---- Working data

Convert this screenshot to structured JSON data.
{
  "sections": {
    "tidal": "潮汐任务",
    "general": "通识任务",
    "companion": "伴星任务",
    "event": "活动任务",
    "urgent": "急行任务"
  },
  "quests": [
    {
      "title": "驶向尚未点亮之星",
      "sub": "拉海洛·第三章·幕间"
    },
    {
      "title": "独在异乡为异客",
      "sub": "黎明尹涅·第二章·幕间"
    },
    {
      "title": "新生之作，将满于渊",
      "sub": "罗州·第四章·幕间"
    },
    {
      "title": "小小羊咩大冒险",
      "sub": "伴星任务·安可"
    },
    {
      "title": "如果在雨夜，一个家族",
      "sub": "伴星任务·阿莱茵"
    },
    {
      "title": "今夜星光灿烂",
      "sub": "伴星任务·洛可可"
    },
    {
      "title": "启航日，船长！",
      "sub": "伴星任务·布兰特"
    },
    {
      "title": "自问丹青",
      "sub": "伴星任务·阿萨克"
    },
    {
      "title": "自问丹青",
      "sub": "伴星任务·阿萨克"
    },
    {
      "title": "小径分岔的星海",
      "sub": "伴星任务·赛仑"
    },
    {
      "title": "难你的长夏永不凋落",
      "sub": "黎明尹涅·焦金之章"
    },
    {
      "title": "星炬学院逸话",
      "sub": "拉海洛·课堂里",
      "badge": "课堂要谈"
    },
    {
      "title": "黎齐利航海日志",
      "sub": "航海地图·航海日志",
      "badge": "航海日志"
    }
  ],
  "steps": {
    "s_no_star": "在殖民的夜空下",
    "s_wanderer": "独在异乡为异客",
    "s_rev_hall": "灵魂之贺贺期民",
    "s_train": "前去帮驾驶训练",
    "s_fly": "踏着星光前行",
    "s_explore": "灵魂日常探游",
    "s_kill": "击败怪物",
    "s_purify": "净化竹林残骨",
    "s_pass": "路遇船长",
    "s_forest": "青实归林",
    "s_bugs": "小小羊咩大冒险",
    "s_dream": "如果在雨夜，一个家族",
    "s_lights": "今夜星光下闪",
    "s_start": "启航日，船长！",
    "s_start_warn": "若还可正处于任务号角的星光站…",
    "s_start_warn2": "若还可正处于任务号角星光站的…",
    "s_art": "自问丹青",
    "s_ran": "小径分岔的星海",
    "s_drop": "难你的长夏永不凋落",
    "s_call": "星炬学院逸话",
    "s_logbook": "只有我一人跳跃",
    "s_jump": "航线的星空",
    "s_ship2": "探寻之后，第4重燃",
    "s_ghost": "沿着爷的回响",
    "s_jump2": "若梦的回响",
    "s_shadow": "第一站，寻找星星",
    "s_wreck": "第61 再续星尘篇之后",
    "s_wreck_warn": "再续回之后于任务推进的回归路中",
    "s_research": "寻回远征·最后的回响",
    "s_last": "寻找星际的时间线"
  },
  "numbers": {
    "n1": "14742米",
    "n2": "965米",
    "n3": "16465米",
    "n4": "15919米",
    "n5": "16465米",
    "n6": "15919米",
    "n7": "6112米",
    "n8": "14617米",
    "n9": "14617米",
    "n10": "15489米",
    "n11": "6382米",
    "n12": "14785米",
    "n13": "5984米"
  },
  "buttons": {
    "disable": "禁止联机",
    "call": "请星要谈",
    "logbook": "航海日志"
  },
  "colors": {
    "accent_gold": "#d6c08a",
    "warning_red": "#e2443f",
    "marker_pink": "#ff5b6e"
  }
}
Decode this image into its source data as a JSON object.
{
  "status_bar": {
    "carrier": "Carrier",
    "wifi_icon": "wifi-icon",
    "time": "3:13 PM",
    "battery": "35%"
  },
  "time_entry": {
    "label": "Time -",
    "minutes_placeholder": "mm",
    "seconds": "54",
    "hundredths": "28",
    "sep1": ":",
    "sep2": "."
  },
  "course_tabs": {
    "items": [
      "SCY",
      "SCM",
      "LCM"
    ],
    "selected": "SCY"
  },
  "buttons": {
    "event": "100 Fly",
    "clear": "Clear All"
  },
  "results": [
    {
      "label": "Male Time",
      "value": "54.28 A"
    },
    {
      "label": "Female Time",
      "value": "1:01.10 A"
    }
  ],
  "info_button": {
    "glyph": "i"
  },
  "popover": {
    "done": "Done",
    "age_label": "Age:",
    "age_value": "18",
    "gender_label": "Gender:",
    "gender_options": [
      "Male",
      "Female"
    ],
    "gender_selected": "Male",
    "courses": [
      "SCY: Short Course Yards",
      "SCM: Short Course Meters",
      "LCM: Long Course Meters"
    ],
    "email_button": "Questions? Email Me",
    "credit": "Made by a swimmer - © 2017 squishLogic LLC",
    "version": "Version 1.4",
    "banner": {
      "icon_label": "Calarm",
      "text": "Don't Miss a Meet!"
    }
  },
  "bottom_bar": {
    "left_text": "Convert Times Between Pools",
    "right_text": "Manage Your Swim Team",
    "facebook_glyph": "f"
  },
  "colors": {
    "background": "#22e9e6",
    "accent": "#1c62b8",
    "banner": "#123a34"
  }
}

--------

Copy out all of the records shown above exactly.

Output of the exercise ::
Convert this screenshot to structured JSON data.
{
  "sections": {
    "tidal": "潮汐任务",
    "general": "通识任务",
    "companion": "伴星任务",
    "event": "活动任务",
    "urgent": "急行任务"
  },
  "quests": [
    {
      "title": "驶向尚未点亮之星",
      "sub": "拉海洛·第三章·幕间"
    },
    {
      "title": "独在异乡为异客",
      "sub": "黎明尹涅·第二章·幕间"
    },
    {
      "title": "新生之作，将满于渊",
      "sub": "罗州·第四章·幕间"
    },
    {
      "title": "小小羊咩大冒险",
      "sub": "伴星任务·安可"
    },
    {
      "title": "如果在雨夜，一个家族",
      "sub": "伴星任务·阿莱茵"
    },
    {
      "title": "今夜星光灿烂",
      "sub": "伴星任务·洛可可"
    },
    {
      "title": "启航日，船长！",
      "sub": "伴星任务·布兰特"
    },
    {
      "title": "自问丹青",
      "sub": "伴星任务·阿萨克"
    },
    {
      "title": "自问丹青",
      "sub": "伴星任务·阿萨克"
    },
    {
      "title": "小径分岔的星海",
      "sub": "伴星任务·赛仑"
    },
    {
      "title": "难你的长夏永不凋落",
      "sub": "黎明尹涅·焦金之章"
    },
    {
      "title": "星炬学院逸话",
      "sub": "拉海洛·课堂里",
      "badge": "课堂要谈"
    },
    {
      "title": "黎齐利航海日志",
      "sub": "航海地图·航海日志",
      "badge": "航海日志"
    }
  ],
  "steps": {
    "s_no_star": "在殖民的夜空下",
    "s_wanderer": "独在异乡为异客",
    "s_rev_hall": "灵魂之贺贺期民",
    "s_train": "前去帮驾驶训练",
    "s_fly": "踏着星光前行",
    "s_explore": "灵魂日常探游",
    "s_kill": "击败怪物",
    "s_purify": "净化竹林残骨",
    "s_pass": "路遇船长",
    "s_forest": "青实归林",
    "s_bugs": "小小羊咩大冒险",
    "s_dream": "如果在雨夜，一个家族",
    "s_lights": "今夜星光下闪",
    "s_start": "启航日，船长！",
    "s_start_warn": "若还可正处于任务号角的星光站…",
    "s_start_warn2": "若还可正处于任务号角星光站的…",
    "s_art": "自问丹青",
    "s_ran": "小径分岔的星海",
    "s_drop": "难你的长夏永不凋落",
    "s_call": "星炬学院逸话",
    "s_logbook": "只有我一人跳跃",
    "s_jump": "航线的星空",
    "s_ship2": "探寻之后，第4重燃",
    "s_ghost": "沿着爷的回响",
    "s_jump2": "若梦的回响",
    "s_shadow": "第一站，寻找星星",
    "s_wreck": "第61 再续星尘篇之后",
    "s_wreck_warn": "再续回之后于任务推进的回归路中",
    "s_research": "寻回远征·最后的回响",
    "s_last": "寻找星际的时间线"
  },
  "numbers": {
    "n1": "14742米",
    "n2": "965米",
    "n3": "16465米",
    "n4": "15919米",
    "n5": "16465米",
    "n6": "15919米",
    "n7": "6112米",
    "n8": "14617米",
    "n9": "14617米",
    "n10": "15489米",
    "n11": "6382米",
    "n12": "14785米",
    "n13": "5984米"
  },
  "buttons": {
    "disable": "禁止联机",
    "call": "请星要谈",
    "logbook": "航海日志"
  },
  "colors": {
    "accent_gold": "#d6c08a",
    "warning_red": "#e2443f",
    "marker_pink": "#ff5b6e"
  }
}
Decode this image into its source data as a JSON object.
{
  "status_bar": {
    "carrier": "Carrier",
    "wifi_icon": "wifi-icon",
    "time": "3:13 PM",
    "battery": "35%"
  },
  "time_entry": {
    "label": "Time -",
    "minutes_placeholder": "mm",
    "seconds": "54",
    "hundredths": "28",
    "sep1": ":",
    "sep2": "."
  },
  "course_tabs": {
    "items": [
      "SCY",
      "SCM",
      "LCM"
    ],
    "selected": "SCY"
  },
  "buttons": {
    "event": "100 Fly",
    "clear": "Clear All"
  },
  "results": [
    {
      "label": "Male Time",
      "value": "54.28 A"
    },
    {
      "label": "Female Time",
      "value": "1:01.10 A"
    }
  ],
  "info_button": {
    "glyph": "i"
  },
  "popover": {
    "done": "Done",
    "age_label": "Age:",
    "age_value": "18",
    "gender_label": "Gender:",
    "gender_options": [
      "Male",
      "Female"
    ],
    "gender_selected": "Male",
    "courses": [
      "SCY: Short Course Yards",
      "SCM: Short Course Meters",
      "LCM: Long Course Meters"
    ],
    "email_button": "Questions? Email Me",
    "credit": "Made by a swimmer - © 2017 squishLogic LLC",
    "version": "Version 1.4",
    "banner": {
      "icon_label": "Calarm",
      "text": "Don't Miss a Meet!"
    }
  },
  "bottom_bar": {
    "left_text": "Convert Times Between Pools",
    "right_text": "Manage Your Swim Team",
    "facebook_glyph": "f"
  },
  "colors": {
    "background": "#22e9e6",
    "accent": "#1c62b8",
    "banner": "#123a34"
  }
}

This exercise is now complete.